▶ **Records for the exercise**:
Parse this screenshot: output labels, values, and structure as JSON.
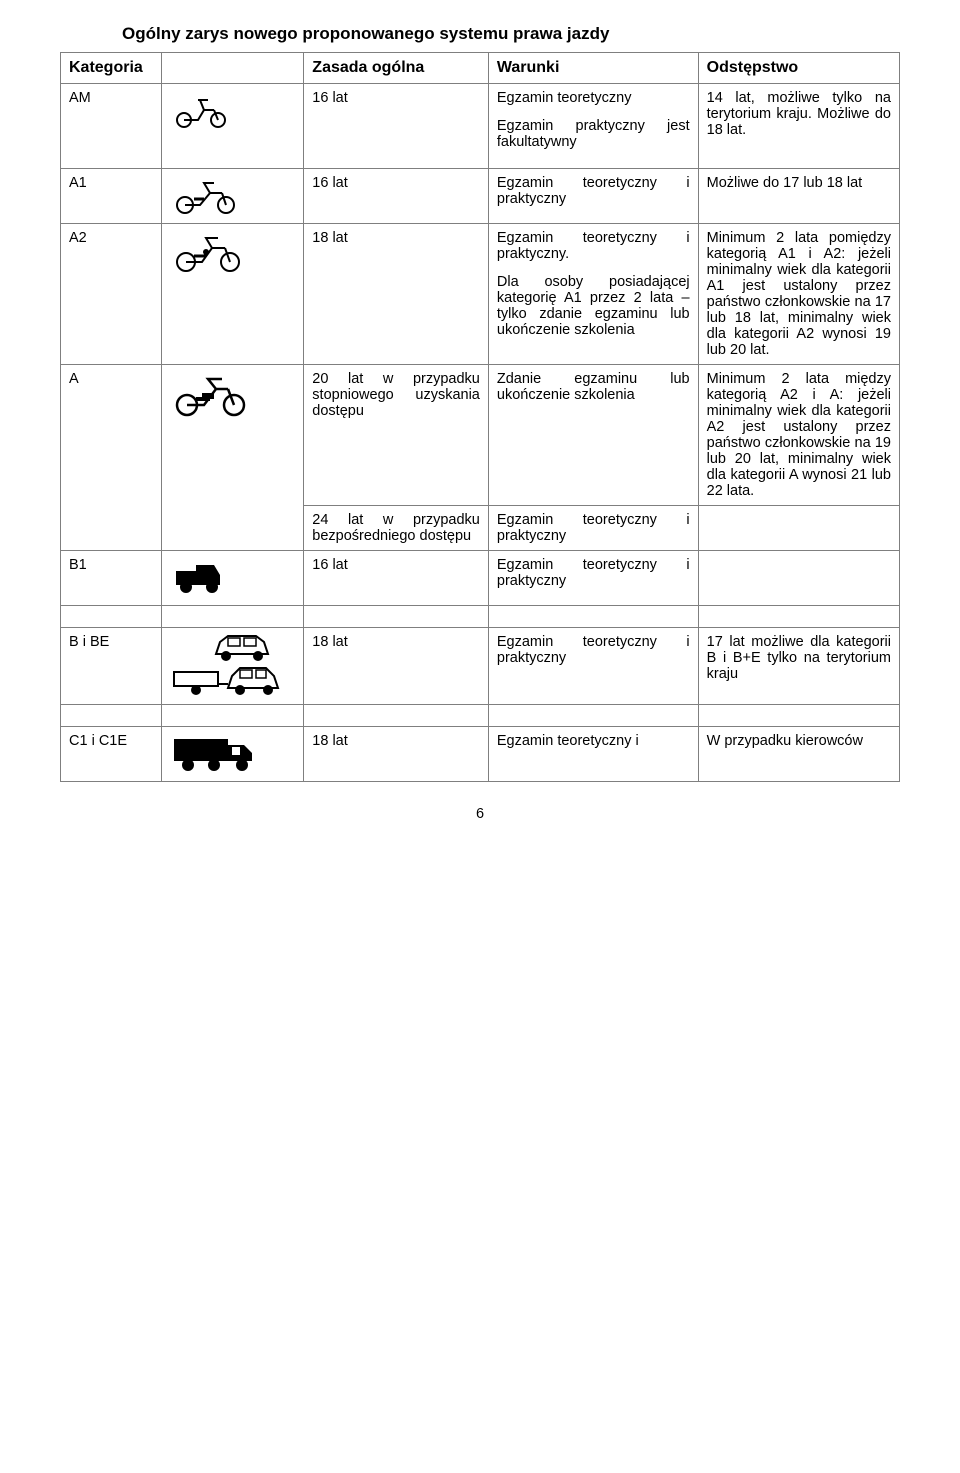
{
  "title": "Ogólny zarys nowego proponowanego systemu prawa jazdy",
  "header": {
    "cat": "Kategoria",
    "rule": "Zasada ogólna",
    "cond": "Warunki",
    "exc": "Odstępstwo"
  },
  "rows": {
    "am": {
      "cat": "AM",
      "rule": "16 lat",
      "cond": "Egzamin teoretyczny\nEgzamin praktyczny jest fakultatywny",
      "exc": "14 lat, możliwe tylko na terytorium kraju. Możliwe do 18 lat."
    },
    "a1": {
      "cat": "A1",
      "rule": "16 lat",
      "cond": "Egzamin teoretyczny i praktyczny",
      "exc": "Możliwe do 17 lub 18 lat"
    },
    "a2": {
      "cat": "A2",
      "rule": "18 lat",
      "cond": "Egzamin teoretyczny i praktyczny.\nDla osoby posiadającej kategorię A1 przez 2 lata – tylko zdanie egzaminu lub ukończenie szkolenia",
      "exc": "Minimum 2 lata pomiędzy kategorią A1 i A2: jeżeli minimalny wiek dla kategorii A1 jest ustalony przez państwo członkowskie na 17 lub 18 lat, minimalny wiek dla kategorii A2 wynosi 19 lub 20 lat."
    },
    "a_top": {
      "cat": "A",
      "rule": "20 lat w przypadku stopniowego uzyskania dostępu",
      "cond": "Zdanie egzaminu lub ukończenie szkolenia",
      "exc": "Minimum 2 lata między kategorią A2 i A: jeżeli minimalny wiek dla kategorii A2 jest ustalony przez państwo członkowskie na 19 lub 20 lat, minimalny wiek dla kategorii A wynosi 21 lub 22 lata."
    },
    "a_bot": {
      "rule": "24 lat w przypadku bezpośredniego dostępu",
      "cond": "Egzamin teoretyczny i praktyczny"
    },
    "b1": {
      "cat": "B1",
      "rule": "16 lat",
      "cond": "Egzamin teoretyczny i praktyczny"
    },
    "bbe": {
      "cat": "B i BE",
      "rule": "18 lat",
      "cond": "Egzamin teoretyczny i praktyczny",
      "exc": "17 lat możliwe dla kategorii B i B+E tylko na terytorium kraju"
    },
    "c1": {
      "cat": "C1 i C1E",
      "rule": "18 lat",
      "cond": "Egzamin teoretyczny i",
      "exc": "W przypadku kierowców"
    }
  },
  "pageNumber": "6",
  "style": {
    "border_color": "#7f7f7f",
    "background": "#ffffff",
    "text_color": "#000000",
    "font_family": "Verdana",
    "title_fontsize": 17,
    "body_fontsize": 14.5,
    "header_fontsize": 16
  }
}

▶ **Given problem**: Do not include the images; transcribe the rest of the listing exactly.

▶ **Output of the exercise**:
Parse this screenshot: output labels, values, and structure as JSON.
{
  "title": "Ogólny zarys nowego proponowanego systemu prawa jazdy",
  "header": {
    "cat": "Kategoria",
    "rule": "Zasada ogólna",
    "cond": "Warunki",
    "exc": "Odstępstwo"
  },
  "rows": {
    "am": {
      "cat": "AM",
      "rule": "16 lat",
      "cond": "Egzamin teoretyczny\nEgzamin praktyczny jest fakultatywny",
      "exc": "14 lat, możliwe tylko na terytorium kraju. Możliwe do 18 lat."
    },
    "a1": {
      "cat": "A1",
      "rule": "16 lat",
      "cond": "Egzamin teoretyczny i praktyczny",
      "exc": "Możliwe do 17 lub 18 lat"
    },
    "a2": {
      "cat": "A2",
      "rule": "18 lat",
      "cond": "Egzamin teoretyczny i praktyczny.\nDla osoby posiadającej kategorię A1 przez 2 lata – tylko zdanie egzaminu lub ukończenie szkolenia",
      "exc": "Minimum 2 lata pomiędzy kategorią A1 i A2: jeżeli minimalny wiek dla kategorii A1 jest ustalony przez państwo członkowskie na 17 lub 18 lat, minimalny wiek dla kategorii A2 wynosi 19 lub 20 lat."
    },
    "a_top": {
      "cat": "A",
      "rule": "20 lat w przypadku stopniowego uzyskania dostępu",
      "cond": "Zdanie egzaminu lub ukończenie szkolenia",
      "exc": "Minimum 2 lata między kategorią A2 i A: jeżeli minimalny wiek dla kategorii A2 jest ustalony przez państwo członkowskie na 19 lub 20 lat, minimalny wiek dla kategorii A wynosi 21 lub 22 lata."
    },
    "a_bot": {
      "rule": "24 lat w przypadku bezpośredniego dostępu",
      "cond": "Egzamin teoretyczny i praktyczny"
    },
    "b1": {
      "cat": "B1",
      "rule": "16 lat",
      "cond": "Egzamin teoretyczny i praktyczny"
    },
    "bbe": {
      "cat": "B i BE",
      "rule": "18 lat",
      "cond": "Egzamin teoretyczny i praktyczny",
      "exc": "17 lat możliwe dla kategorii B i B+E tylko na terytorium kraju"
    },
    "c1": {
      "cat": "C1 i C1E",
      "rule": "18 lat",
      "cond": "Egzamin teoretyczny i",
      "exc": "W przypadku kierowców"
    }
  },
  "pageNumber": "6",
  "style": {
    "border_color": "#7f7f7f",
    "background": "#ffffff",
    "text_color": "#000000",
    "font_family": "Verdana",
    "title_fontsize": 17,
    "body_fontsize": 14.5,
    "header_fontsize": 16
  }
}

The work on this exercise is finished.